• **Stated exercise**: Transcribe every entry word for word, leaving out all images.

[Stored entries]
====
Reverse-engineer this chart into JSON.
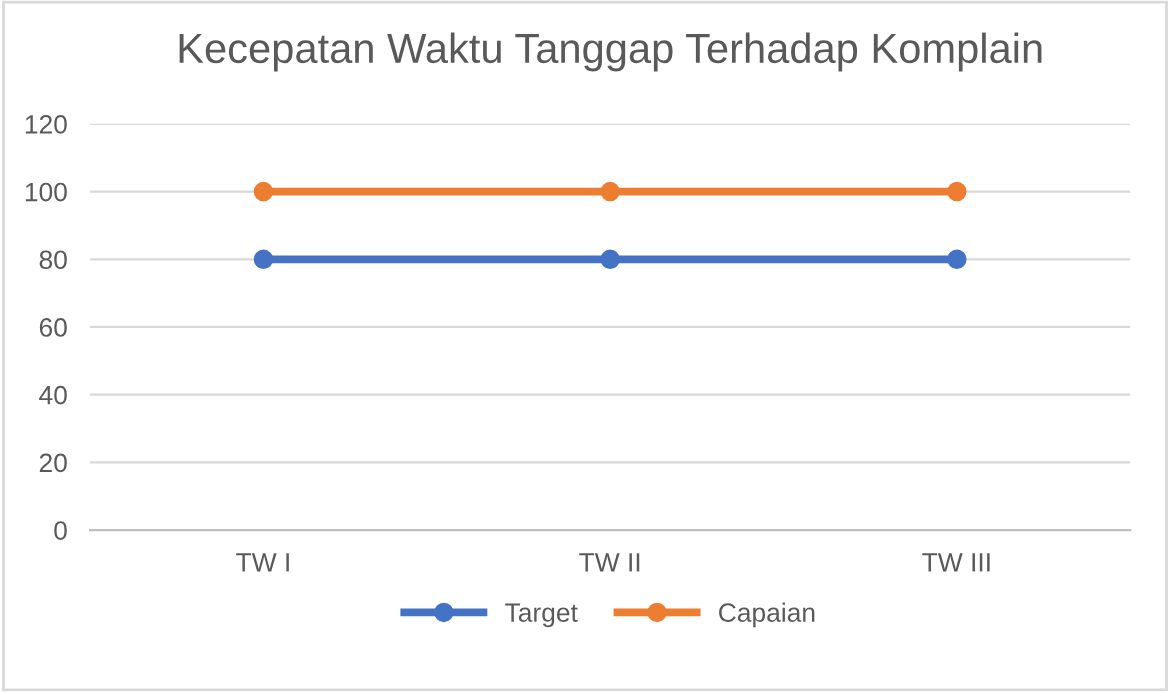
{
  "chart_data": {
    "type": "line",
    "title": "Kecepatan Waktu Tanggap Terhadap Komplain",
    "categories": [
      "TW I",
      "TW II",
      "TW III"
    ],
    "series": [
      {
        "name": "Target",
        "color": "#4472c4",
        "values": [
          80,
          80,
          80
        ]
      },
      {
        "name": "Capaian",
        "color": "#ed7d31",
        "values": [
          100,
          100,
          100
        ]
      }
    ],
    "ylim": [
      0,
      120
    ],
    "yticks": [
      0,
      20,
      40,
      60,
      80,
      100,
      120
    ],
    "grid": "y",
    "legend": "bottom",
    "marker": "circle",
    "line_style": "solid"
  }
}
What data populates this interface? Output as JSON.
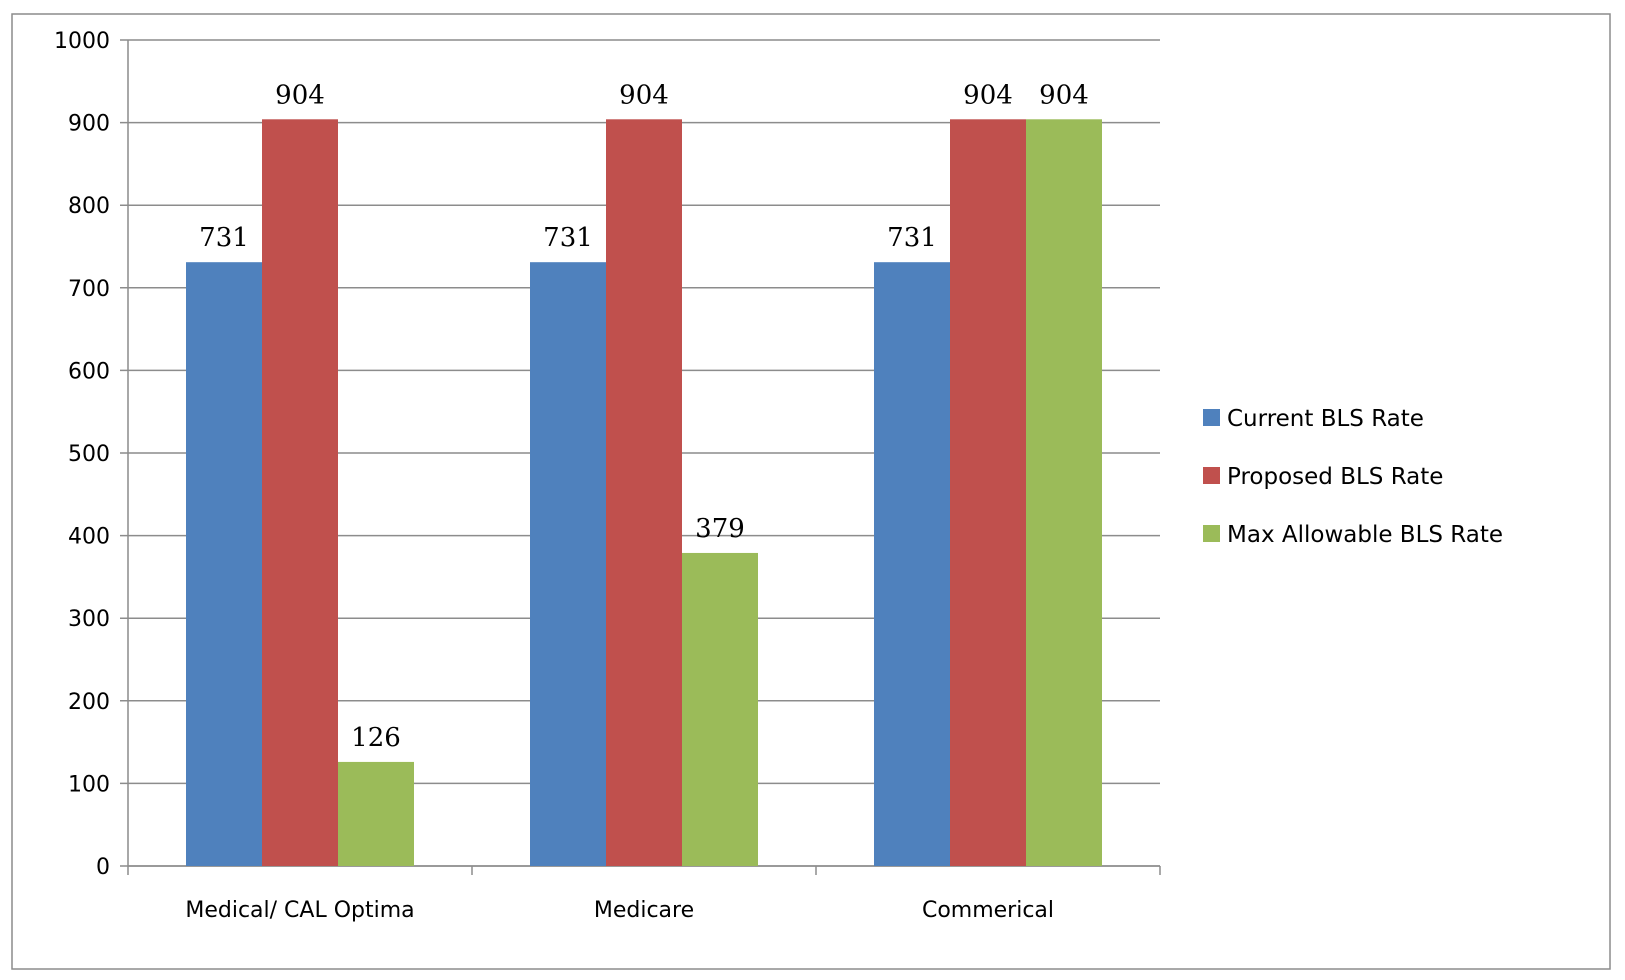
{
  "chart_data": {
    "type": "bar",
    "categories": [
      "Medical/ CAL Optima",
      "Medicare",
      "Commerical"
    ],
    "series": [
      {
        "name": "Current BLS Rate",
        "values": [
          731,
          731,
          731
        ],
        "color": "#4f81bd"
      },
      {
        "name": "Proposed BLS Rate",
        "values": [
          904,
          904,
          904
        ],
        "color": "#c0504d"
      },
      {
        "name": "Max Allowable BLS Rate",
        "values": [
          126,
          379,
          904
        ],
        "color": "#9bbb59"
      }
    ],
    "data_labels": [
      [
        "731",
        "731",
        "731"
      ],
      [
        "904",
        "904",
        "904"
      ],
      [
        "126",
        "379",
        "904"
      ]
    ],
    "yticks": [
      "0",
      "100",
      "200",
      "300",
      "400",
      "500",
      "600",
      "700",
      "800",
      "900",
      "1000"
    ],
    "ylim": [
      0,
      1000
    ],
    "grid": true,
    "legend_position": "right"
  }
}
====
• **Response to this task**:
Reverse-engineer this chart into JSON.
{
  "chart_data": {
    "type": "line",
    "title": "Kecepatan Waktu Tanggap Terhadap Komplain",
    "categories": [
      "TW I",
      "TW II",
      "TW III"
    ],
    "series": [
      {
        "name": "Target",
        "color": "#4472c4",
        "values": [
          80,
          80,
          80
        ]
      },
      {
        "name": "Capaian",
        "color": "#ed7d31",
        "values": [
          100,
          100,
          100
        ]
      }
    ],
    "ylim": [
      0,
      120
    ],
    "yticks": [
      0,
      20,
      40,
      60,
      80,
      100,
      120
    ],
    "grid": "y",
    "legend": "bottom",
    "marker": "circle",
    "line_style": "solid"
  }
}
What data populates this interface? Output as JSON.
{
  "chart_data": {
    "type": "bar",
    "categories": [
      "Medical/ CAL Optima",
      "Medicare",
      "Commerical"
    ],
    "series": [
      {
        "name": "Current BLS Rate",
        "values": [
          731,
          731,
          731
        ],
        "color": "#4f81bd"
      },
      {
        "name": "Proposed BLS Rate",
        "values": [
          904,
          904,
          904
        ],
        "color": "#c0504d"
      },
      {
        "name": "Max Allowable BLS Rate",
        "values": [
          126,
          379,
          904
        ],
        "color": "#9bbb59"
      }
    ],
    "data_labels": [
      [
        "731",
        "731",
        "731"
      ],
      [
        "904",
        "904",
        "904"
      ],
      [
        "126",
        "379",
        "904"
      ]
    ],
    "yticks": [
      "0",
      "100",
      "200",
      "300",
      "400",
      "500",
      "600",
      "700",
      "800",
      "900",
      "1000"
    ],
    "ylim": [
      0,
      1000
    ],
    "grid": true,
    "legend_position": "right"
  }
}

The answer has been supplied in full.